Problem description:
All of the records below must be output exactly, with no pictures carried over.
%%
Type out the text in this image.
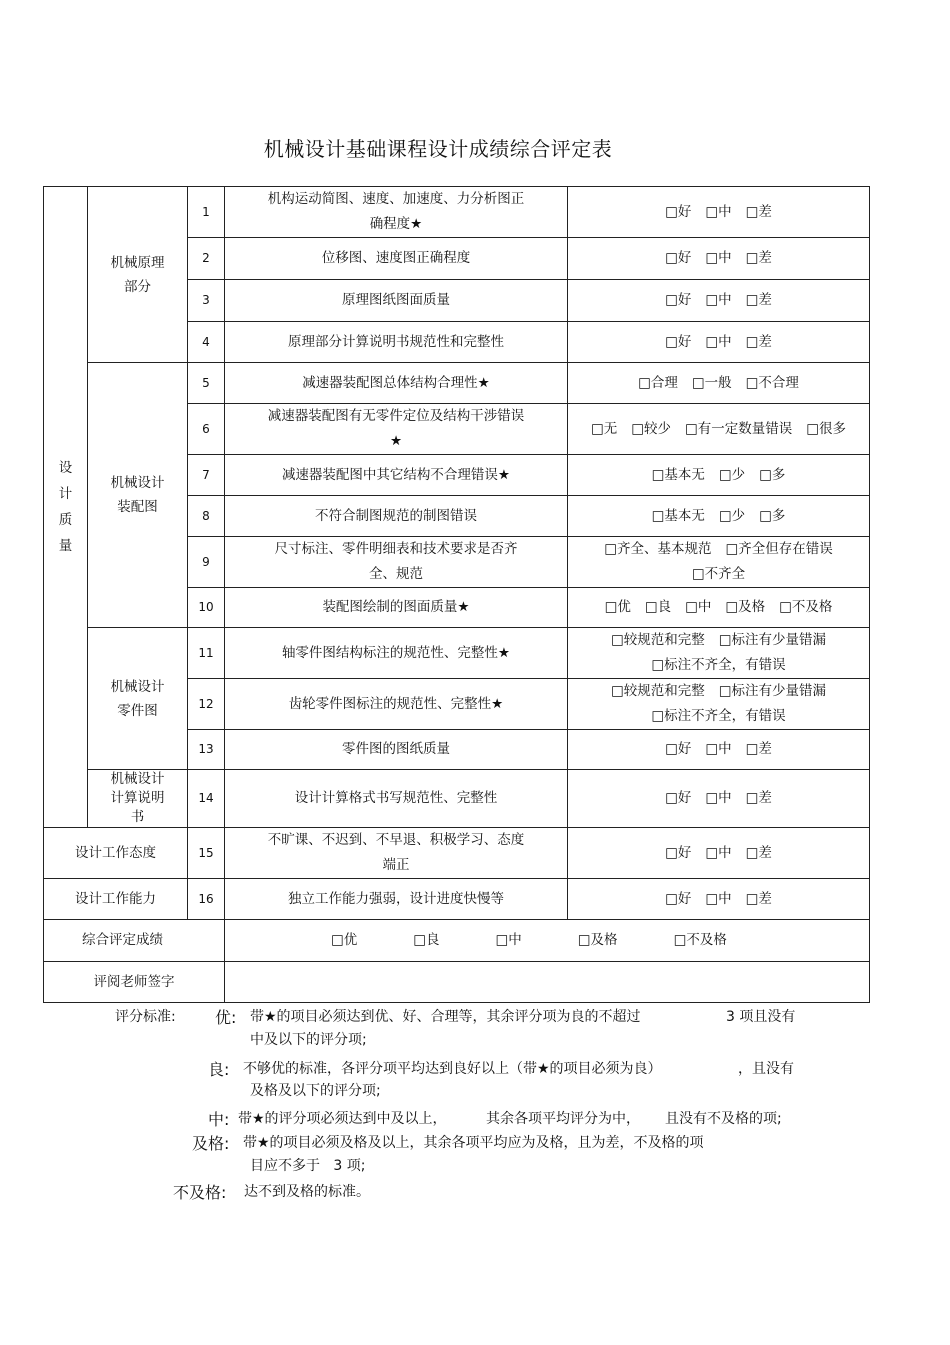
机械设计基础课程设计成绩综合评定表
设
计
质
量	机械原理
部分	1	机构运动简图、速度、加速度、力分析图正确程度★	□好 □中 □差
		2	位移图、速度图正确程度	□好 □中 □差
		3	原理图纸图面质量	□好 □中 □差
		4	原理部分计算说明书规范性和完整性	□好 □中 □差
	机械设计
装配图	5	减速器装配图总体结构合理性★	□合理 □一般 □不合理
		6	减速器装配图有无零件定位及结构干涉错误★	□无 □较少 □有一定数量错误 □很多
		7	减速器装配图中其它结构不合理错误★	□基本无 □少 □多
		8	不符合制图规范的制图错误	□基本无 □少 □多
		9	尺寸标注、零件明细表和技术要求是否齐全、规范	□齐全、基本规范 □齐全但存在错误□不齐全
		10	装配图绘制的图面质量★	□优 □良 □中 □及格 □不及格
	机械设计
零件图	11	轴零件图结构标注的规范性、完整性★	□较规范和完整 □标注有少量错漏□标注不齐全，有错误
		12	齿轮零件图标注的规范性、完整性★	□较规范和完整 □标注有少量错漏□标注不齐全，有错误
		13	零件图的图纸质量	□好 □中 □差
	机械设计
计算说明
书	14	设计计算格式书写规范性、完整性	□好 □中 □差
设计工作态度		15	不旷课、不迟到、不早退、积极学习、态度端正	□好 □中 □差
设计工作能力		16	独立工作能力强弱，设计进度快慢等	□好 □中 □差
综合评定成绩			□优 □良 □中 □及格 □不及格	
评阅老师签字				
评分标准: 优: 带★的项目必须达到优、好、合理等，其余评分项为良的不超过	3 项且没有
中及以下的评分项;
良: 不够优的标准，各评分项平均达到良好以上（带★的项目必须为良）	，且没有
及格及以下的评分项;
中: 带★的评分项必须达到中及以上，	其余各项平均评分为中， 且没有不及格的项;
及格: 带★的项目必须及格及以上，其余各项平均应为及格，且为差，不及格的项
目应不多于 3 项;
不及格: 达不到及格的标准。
%%
The completed task:
Type out the text in this image.
机械设计基础课程设计成绩综合评定表
设
计
质
量	机械原理
部分	1	机构运动简图、速度、加速度、力分析图正确程度★	□好 □中 □差
		2	位移图、速度图正确程度	□好 □中 □差
		3	原理图纸图面质量	□好 □中 □差
		4	原理部分计算说明书规范性和完整性	□好 □中 □差
	机械设计
装配图	5	减速器装配图总体结构合理性★	□合理 □一般 □不合理
		6	减速器装配图有无零件定位及结构干涉错误★	□无 □较少 □有一定数量错误 □很多
		7	减速器装配图中其它结构不合理错误★	□基本无 □少 □多
		8	不符合制图规范的制图错误	□基本无 □少 □多
		9	尺寸标注、零件明细表和技术要求是否齐全、规范	□齐全、基本规范 □齐全但存在错误□不齐全
		10	装配图绘制的图面质量★	□优 □良 □中 □及格 □不及格
	机械设计
零件图	11	轴零件图结构标注的规范性、完整性★	□较规范和完整 □标注有少量错漏□标注不齐全，有错误
		12	齿轮零件图标注的规范性、完整性★	□较规范和完整 □标注有少量错漏□标注不齐全，有错误
		13	零件图的图纸质量	□好 □中 □差
	机械设计
计算说明
书	14	设计计算格式书写规范性、完整性	□好 □中 □差
设计工作态度		15	不旷课、不迟到、不早退、积极学习、态度端正	□好 □中 □差
设计工作能力		16	独立工作能力强弱，设计进度快慢等	□好 □中 □差
综合评定成绩			□优 □良 □中 □及格 □不及格	
评阅老师签字				
评分标准: 优: 带★的项目必须达到优、好、合理等，其余评分项为良的不超过	3 项且没有
中及以下的评分项;
良: 不够优的标准，各评分项平均达到良好以上（带★的项目必须为良）	，且没有
及格及以下的评分项;
中: 带★的评分项必须达到中及以上，	其余各项平均评分为中， 且没有不及格的项;
及格: 带★的项目必须及格及以上，其余各项平均应为及格，且为差，不及格的项
目应不多于 3 项;
不及格: 达不到及格的标准。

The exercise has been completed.